Copy out all lines with the word "arrows" in them.

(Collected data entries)
━━━━━━━━

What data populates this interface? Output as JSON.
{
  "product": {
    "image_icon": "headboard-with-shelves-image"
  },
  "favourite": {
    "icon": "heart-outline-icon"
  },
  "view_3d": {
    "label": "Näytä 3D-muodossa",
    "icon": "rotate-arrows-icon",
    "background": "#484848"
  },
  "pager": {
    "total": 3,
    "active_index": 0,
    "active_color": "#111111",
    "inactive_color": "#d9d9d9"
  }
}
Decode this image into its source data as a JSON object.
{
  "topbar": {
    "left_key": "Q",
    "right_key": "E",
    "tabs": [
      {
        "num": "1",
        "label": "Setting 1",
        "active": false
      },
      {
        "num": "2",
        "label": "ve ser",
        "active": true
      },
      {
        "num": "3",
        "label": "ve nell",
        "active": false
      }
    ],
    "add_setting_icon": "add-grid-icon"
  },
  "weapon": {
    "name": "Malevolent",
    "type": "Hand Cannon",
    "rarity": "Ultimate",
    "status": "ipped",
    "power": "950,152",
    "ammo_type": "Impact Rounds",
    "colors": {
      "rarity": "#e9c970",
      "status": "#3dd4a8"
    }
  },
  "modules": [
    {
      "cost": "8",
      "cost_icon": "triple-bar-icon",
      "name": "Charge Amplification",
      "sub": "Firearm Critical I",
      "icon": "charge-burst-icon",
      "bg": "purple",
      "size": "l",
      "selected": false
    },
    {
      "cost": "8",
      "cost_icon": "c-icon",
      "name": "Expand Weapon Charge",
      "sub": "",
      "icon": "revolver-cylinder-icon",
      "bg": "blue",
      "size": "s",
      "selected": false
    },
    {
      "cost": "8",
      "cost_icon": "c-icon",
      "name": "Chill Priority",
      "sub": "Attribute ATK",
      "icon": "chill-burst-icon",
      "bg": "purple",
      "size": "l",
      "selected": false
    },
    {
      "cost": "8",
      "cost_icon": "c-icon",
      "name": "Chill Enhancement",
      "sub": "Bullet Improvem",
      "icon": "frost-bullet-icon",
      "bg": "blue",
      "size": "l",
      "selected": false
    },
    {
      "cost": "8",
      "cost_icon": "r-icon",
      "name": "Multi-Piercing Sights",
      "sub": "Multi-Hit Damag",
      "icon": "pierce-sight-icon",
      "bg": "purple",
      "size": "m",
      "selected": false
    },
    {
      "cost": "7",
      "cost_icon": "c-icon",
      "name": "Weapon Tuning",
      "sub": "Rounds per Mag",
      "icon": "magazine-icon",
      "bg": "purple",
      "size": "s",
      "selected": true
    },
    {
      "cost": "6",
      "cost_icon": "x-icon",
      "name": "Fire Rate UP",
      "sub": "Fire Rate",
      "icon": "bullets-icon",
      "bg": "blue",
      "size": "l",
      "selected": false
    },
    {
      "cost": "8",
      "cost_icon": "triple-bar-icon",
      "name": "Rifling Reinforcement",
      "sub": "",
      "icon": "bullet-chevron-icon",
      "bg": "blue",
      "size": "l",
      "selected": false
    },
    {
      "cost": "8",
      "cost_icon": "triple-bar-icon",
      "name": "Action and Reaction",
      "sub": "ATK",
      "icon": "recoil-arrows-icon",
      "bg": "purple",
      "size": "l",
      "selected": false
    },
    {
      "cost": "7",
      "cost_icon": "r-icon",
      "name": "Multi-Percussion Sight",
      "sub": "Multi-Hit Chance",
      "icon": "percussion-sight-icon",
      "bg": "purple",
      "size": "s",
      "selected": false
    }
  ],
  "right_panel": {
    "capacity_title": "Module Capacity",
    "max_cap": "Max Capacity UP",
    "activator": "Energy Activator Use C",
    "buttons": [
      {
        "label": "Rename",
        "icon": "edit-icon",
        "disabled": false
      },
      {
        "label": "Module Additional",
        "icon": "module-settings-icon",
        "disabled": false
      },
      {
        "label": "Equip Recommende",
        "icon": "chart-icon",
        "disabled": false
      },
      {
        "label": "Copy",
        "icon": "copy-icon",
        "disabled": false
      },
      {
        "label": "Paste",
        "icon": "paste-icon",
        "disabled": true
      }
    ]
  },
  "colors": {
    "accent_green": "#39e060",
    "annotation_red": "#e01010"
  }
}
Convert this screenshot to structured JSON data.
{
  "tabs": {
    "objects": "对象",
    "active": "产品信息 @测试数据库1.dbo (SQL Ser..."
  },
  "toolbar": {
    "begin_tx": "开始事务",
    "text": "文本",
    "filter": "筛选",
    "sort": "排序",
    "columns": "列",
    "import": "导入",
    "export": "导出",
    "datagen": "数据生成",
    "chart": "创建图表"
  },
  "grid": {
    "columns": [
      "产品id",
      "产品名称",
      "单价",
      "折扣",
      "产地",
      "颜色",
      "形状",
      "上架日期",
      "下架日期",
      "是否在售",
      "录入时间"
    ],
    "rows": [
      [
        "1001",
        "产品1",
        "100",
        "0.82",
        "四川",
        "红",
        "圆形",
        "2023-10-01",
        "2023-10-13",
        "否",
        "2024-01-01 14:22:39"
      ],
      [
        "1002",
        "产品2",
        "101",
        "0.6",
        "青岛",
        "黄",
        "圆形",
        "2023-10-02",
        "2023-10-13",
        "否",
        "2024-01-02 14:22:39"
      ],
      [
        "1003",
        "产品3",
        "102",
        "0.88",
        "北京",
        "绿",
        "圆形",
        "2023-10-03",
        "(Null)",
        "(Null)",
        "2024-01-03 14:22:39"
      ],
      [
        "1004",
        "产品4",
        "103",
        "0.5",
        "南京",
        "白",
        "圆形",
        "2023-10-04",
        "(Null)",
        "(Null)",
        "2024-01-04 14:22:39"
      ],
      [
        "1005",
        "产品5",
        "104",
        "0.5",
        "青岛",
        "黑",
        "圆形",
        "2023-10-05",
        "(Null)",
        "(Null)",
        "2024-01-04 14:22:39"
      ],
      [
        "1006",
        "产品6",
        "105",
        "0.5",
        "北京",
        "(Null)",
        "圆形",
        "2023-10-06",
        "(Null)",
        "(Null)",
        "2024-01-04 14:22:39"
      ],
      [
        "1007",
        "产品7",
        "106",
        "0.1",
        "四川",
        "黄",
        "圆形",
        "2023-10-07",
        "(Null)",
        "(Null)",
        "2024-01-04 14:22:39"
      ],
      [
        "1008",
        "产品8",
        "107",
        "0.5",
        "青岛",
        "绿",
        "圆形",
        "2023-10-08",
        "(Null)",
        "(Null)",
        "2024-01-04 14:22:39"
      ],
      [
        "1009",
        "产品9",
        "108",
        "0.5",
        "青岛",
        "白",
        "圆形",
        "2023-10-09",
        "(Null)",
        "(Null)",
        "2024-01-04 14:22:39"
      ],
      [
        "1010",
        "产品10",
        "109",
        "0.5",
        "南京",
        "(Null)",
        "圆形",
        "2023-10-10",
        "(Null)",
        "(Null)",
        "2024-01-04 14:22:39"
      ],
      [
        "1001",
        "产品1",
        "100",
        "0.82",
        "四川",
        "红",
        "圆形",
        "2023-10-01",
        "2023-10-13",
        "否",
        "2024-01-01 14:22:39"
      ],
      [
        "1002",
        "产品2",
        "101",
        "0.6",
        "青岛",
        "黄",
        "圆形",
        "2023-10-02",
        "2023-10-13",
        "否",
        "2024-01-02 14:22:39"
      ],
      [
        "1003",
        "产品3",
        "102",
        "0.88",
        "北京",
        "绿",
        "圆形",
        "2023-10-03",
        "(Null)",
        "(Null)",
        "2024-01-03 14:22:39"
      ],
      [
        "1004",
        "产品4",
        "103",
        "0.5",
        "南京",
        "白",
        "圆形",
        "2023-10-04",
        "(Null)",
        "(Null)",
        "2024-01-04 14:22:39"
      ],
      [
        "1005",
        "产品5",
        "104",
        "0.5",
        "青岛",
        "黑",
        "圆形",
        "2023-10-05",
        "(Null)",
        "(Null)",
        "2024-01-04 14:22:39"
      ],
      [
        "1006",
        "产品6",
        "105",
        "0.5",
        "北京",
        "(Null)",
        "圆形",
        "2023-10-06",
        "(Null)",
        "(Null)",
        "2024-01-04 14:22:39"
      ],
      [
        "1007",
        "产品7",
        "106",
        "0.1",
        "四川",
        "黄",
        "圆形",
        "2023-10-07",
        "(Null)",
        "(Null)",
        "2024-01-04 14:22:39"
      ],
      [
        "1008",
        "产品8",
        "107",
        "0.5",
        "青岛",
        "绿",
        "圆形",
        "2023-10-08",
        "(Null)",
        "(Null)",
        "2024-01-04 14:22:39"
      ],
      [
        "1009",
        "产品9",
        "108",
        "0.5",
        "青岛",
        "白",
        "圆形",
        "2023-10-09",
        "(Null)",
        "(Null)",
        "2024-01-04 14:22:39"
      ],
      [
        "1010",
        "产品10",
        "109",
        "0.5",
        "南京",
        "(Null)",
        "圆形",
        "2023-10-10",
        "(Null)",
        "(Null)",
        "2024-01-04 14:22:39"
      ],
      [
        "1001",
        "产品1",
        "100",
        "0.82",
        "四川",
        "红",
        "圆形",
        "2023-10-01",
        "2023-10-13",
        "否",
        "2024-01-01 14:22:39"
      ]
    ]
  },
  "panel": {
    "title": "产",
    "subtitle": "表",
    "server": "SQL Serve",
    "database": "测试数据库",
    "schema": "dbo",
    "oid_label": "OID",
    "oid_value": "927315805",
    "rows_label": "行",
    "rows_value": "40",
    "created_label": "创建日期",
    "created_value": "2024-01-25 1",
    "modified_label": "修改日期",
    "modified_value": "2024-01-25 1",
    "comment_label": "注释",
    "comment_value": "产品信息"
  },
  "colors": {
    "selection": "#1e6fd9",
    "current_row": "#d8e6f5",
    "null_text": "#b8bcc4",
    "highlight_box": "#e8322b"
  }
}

━━━━━━━━

> FULL RESPONSE
    "icon": "rotate-arrows-icon",
      "icon": "recoil-arrows-icon",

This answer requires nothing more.